**Problem description**
Retype everything in the listing, leaving each line exactly as it is.
↓
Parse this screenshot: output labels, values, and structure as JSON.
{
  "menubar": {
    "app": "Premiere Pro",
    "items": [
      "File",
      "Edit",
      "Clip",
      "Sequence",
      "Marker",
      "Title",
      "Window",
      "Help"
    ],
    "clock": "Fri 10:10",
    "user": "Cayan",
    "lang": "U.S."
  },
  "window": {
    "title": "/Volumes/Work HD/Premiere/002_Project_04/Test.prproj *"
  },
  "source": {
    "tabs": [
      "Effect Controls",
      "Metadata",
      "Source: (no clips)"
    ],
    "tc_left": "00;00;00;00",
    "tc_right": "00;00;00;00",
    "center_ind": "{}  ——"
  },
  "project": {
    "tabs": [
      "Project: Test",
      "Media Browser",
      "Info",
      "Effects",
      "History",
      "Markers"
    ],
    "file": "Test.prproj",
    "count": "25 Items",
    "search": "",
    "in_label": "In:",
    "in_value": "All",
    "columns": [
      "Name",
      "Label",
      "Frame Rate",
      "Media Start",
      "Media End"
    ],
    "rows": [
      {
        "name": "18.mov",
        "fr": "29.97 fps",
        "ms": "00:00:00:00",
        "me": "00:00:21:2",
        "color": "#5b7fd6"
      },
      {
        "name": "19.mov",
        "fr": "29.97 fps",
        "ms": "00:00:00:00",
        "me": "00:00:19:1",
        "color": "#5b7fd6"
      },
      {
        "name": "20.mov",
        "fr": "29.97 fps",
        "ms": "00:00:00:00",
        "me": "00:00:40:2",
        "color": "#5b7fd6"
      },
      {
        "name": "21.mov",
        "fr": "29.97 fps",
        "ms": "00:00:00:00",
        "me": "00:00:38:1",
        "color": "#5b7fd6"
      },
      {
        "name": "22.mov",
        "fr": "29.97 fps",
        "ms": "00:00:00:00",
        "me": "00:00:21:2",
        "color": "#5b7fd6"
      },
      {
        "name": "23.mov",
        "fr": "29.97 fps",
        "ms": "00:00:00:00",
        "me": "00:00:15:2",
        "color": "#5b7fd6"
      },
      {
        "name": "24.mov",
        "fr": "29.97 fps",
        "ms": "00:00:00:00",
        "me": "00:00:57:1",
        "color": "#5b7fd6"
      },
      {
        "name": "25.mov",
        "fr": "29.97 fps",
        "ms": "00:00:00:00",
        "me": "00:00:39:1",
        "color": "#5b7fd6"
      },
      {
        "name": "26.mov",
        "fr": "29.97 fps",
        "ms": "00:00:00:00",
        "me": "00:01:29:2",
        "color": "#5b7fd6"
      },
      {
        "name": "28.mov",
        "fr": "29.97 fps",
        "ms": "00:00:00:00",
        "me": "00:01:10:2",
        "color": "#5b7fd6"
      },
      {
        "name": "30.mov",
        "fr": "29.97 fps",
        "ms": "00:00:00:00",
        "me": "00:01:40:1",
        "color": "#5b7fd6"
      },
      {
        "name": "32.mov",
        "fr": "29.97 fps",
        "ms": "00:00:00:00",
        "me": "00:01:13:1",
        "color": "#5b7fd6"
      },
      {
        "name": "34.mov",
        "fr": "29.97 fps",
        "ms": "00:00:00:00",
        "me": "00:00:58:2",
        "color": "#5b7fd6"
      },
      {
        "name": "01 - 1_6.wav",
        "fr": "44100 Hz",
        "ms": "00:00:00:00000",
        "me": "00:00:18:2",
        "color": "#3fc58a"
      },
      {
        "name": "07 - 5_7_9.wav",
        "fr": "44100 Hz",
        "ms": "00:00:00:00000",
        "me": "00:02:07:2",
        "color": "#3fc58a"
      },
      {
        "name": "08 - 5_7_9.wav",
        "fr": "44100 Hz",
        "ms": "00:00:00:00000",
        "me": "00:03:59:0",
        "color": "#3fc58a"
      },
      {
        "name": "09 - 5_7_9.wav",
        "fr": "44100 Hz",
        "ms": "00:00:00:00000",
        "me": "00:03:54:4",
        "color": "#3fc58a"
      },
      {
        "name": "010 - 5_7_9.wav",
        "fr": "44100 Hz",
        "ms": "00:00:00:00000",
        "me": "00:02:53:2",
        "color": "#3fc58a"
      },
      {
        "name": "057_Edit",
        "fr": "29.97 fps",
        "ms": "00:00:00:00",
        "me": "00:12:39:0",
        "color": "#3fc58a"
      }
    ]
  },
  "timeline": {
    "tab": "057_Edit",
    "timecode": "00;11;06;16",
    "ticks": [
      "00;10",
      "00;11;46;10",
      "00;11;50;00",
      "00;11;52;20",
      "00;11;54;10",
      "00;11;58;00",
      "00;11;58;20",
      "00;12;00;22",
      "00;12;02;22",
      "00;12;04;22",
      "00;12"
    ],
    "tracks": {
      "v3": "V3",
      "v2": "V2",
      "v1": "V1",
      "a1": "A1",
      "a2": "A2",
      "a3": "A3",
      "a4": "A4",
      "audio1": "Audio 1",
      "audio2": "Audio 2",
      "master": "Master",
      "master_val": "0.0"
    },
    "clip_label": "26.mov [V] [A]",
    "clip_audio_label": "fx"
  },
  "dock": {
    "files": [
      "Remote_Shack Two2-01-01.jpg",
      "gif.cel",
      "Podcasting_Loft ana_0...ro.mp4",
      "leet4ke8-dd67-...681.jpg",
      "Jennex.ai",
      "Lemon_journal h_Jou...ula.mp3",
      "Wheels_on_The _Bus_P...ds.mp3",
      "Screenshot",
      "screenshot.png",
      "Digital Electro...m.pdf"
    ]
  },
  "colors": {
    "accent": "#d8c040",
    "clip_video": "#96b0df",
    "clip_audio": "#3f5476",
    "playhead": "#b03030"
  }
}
↑
**Result for this exercise**
Parse this screenshot: output labels, values, and structure as JSON.
{
  "menubar": {
    "app": "Premiere Pro",
    "items": [
      "File",
      "Edit",
      "Clip",
      "Sequence",
      "Marker",
      "Title",
      "Window",
      "Help"
    ],
    "clock": "Fri 10:10",
    "user": "Cayan",
    "lang": "U.S."
  },
  "window": {
    "title": "/Volumes/Work HD/Premiere/002_Project_04/Test.prproj *"
  },
  "source": {
    "tabs": [
      "Effect Controls",
      "Metadata",
      "Source: (no clips)"
    ],
    "tc_left": "00;00;00;00",
    "tc_right": "00;00;00;00",
    "center_ind": "{}  ——"
  },
  "project": {
    "tabs": [
      "Project: Test",
      "Media Browser",
      "Info",
      "Effects",
      "History",
      "Markers"
    ],
    "file": "Test.prproj",
    "count": "25 Items",
    "search": "",
    "in_label": "In:",
    "in_value": "All",
    "columns": [
      "Name",
      "Label",
      "Frame Rate",
      "Media Start",
      "Media End"
    ],
    "rows": [
      {
        "name": "18.mov",
        "fr": "29.97 fps",
        "ms": "00:00:00:00",
        "me": "00:00:21:2",
        "color": "#5b7fd6"
      },
      {
        "name": "19.mov",
        "fr": "29.97 fps",
        "ms": "00:00:00:00",
        "me": "00:00:19:1",
        "color": "#5b7fd6"
      },
      {
        "name": "20.mov",
        "fr": "29.97 fps",
        "ms": "00:00:00:00",
        "me": "00:00:40:2",
        "color": "#5b7fd6"
      },
      {
        "name": "21.mov",
        "fr": "29.97 fps",
        "ms": "00:00:00:00",
        "me": "00:00:38:1",
        "color": "#5b7fd6"
      },
      {
        "name": "22.mov",
        "fr": "29.97 fps",
        "ms": "00:00:00:00",
        "me": "00:00:21:2",
        "color": "#5b7fd6"
      },
      {
        "name": "23.mov",
        "fr": "29.97 fps",
        "ms": "00:00:00:00",
        "me": "00:00:15:2",
        "color": "#5b7fd6"
      },
      {
        "name": "24.mov",
        "fr": "29.97 fps",
        "ms": "00:00:00:00",
        "me": "00:00:57:1",
        "color": "#5b7fd6"
      },
      {
        "name": "25.mov",
        "fr": "29.97 fps",
        "ms": "00:00:00:00",
        "me": "00:00:39:1",
        "color": "#5b7fd6"
      },
      {
        "name": "26.mov",
        "fr": "29.97 fps",
        "ms": "00:00:00:00",
        "me": "00:01:29:2",
        "color": "#5b7fd6"
      },
      {
        "name": "28.mov",
        "fr": "29.97 fps",
        "ms": "00:00:00:00",
        "me": "00:01:10:2",
        "color": "#5b7fd6"
      },
      {
        "name": "30.mov",
        "fr": "29.97 fps",
        "ms": "00:00:00:00",
        "me": "00:01:40:1",
        "color": "#5b7fd6"
      },
      {
        "name": "32.mov",
        "fr": "29.97 fps",
        "ms": "00:00:00:00",
        "me": "00:01:13:1",
        "color": "#5b7fd6"
      },
      {
        "name": "34.mov",
        "fr": "29.97 fps",
        "ms": "00:00:00:00",
        "me": "00:00:58:2",
        "color": "#5b7fd6"
      },
      {
        "name": "01 - 1_6.wav",
        "fr": "44100 Hz",
        "ms": "00:00:00:00000",
        "me": "00:00:18:2",
        "color": "#3fc58a"
      },
      {
        "name": "07 - 5_7_9.wav",
        "fr": "44100 Hz",
        "ms": "00:00:00:00000",
        "me": "00:02:07:2",
        "color": "#3fc58a"
      },
      {
        "name": "08 - 5_7_9.wav",
        "fr": "44100 Hz",
        "ms": "00:00:00:00000",
        "me": "00:03:59:0",
        "color": "#3fc58a"
      },
      {
        "name": "09 - 5_7_9.wav",
        "fr": "44100 Hz",
        "ms": "00:00:00:00000",
        "me": "00:03:54:4",
        "color": "#3fc58a"
      },
      {
        "name": "010 - 5_7_9.wav",
        "fr": "44100 Hz",
        "ms": "00:00:00:00000",
        "me": "00:02:53:2",
        "color": "#3fc58a"
      },
      {
        "name": "057_Edit",
        "fr": "29.97 fps",
        "ms": "00:00:00:00",
        "me": "00:12:39:0",
        "color": "#3fc58a"
      }
    ]
  },
  "timeline": {
    "tab": "057_Edit",
    "timecode": "00;11;06;16",
    "ticks": [
      "00;10",
      "00;11;46;10",
      "00;11;50;00",
      "00;11;52;20",
      "00;11;54;10",
      "00;11;58;00",
      "00;11;58;20",
      "00;12;00;22",
      "00;12;02;22",
      "00;12;04;22",
      "00;12"
    ],
    "tracks": {
      "v3": "V3",
      "v2": "V2",
      "v1": "V1",
      "a1": "A1",
      "a2": "A2",
      "a3": "A3",
      "a4": "A4",
      "audio1": "Audio 1",
      "audio2": "Audio 2",
      "master": "Master",
      "master_val": "0.0"
    },
    "clip_label": "26.mov [V] [A]",
    "clip_audio_label": "fx"
  },
  "dock": {
    "files": [
      "Remote_Shack Two2-01-01.jpg",
      "gif.cel",
      "Podcasting_Loft ana_0...ro.mp4",
      "leet4ke8-dd67-...681.jpg",
      "Jennex.ai",
      "Lemon_journal h_Jou...ula.mp3",
      "Wheels_on_The _Bus_P...ds.mp3",
      "Screenshot",
      "screenshot.png",
      "Digital Electro...m.pdf"
    ]
  },
  "colors": {
    "accent": "#d8c040",
    "clip_video": "#96b0df",
    "clip_audio": "#3f5476",
    "playhead": "#b03030"
  }
}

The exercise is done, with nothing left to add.